Dataset records:
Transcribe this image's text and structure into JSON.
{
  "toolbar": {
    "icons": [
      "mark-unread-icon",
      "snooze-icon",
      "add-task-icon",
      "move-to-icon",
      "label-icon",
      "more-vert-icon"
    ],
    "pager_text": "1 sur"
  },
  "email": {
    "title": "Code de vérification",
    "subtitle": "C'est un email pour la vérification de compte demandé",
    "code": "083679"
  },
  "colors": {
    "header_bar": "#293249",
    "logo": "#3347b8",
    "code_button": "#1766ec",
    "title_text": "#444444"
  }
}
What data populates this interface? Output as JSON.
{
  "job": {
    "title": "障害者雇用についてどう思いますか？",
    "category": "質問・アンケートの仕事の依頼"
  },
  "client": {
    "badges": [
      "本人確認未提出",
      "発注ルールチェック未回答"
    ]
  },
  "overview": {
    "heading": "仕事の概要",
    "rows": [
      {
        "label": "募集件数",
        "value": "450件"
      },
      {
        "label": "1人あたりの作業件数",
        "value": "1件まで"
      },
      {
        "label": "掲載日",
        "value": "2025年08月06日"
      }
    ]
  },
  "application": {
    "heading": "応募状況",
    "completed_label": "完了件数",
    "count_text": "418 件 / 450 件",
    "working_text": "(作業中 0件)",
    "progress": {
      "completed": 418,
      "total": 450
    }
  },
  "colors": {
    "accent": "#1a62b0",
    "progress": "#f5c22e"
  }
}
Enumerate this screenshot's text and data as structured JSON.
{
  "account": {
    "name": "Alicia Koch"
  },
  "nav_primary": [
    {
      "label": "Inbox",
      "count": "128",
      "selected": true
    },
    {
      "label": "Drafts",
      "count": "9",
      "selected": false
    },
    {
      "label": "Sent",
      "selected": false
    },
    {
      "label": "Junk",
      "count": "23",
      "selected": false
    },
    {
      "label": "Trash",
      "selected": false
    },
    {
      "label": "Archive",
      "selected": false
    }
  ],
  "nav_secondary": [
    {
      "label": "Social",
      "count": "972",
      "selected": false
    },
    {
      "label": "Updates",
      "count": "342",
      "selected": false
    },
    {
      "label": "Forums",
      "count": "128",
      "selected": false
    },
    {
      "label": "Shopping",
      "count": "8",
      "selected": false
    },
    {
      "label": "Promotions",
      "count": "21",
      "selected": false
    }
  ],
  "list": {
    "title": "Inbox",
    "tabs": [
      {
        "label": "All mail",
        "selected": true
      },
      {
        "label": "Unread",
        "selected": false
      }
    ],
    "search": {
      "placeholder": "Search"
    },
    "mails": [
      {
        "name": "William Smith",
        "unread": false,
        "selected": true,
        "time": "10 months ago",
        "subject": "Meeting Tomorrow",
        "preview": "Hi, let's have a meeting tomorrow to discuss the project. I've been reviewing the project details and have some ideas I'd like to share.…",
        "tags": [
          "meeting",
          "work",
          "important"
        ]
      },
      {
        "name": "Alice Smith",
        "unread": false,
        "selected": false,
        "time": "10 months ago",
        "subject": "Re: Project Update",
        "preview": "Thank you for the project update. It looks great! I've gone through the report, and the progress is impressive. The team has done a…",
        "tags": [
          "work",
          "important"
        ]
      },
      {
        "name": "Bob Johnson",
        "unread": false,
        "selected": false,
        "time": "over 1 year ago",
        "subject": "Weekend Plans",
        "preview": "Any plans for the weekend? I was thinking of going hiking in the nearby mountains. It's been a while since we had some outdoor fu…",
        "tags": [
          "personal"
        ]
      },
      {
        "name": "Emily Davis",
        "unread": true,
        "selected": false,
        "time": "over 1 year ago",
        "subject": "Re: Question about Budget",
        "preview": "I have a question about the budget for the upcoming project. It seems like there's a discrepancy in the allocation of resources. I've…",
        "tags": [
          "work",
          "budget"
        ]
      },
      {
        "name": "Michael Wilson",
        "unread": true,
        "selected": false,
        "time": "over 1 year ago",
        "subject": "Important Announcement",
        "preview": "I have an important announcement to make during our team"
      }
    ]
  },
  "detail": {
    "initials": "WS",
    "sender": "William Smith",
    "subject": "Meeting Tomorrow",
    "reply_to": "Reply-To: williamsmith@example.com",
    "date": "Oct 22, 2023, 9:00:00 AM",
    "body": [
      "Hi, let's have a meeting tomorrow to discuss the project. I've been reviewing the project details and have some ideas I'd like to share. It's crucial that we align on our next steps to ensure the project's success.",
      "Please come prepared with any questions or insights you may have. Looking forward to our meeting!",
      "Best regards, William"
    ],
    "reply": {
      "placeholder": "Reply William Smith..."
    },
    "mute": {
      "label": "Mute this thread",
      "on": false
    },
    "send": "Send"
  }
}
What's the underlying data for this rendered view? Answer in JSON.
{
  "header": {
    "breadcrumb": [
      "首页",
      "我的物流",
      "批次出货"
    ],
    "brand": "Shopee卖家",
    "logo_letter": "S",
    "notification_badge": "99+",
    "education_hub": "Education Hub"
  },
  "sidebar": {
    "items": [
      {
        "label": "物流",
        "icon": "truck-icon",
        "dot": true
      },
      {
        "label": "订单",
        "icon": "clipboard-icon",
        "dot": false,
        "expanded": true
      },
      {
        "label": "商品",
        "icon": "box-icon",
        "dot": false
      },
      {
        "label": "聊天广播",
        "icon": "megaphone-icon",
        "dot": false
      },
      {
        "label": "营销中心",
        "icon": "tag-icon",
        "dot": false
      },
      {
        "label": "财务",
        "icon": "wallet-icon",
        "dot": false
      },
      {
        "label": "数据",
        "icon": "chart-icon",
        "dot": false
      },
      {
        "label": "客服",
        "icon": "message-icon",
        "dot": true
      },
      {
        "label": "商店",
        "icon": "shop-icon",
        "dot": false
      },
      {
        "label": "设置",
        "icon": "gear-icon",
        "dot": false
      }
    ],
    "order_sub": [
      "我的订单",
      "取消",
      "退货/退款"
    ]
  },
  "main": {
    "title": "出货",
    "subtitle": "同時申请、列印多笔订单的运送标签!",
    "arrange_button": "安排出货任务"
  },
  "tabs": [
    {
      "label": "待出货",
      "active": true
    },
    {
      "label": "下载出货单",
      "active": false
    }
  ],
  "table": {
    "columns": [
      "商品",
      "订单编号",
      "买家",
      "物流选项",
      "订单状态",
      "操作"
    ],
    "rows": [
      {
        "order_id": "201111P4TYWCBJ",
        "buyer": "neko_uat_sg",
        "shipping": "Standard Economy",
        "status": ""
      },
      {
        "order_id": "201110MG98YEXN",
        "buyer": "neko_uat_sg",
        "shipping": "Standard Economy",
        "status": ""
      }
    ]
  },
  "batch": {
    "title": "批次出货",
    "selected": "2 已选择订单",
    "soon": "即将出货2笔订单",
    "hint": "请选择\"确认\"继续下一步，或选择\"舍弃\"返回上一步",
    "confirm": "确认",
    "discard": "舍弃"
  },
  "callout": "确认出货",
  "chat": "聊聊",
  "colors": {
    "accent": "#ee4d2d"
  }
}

TO DO:
Give only the number of lines in the records that include the word "been".

TASK RESPONSE:
3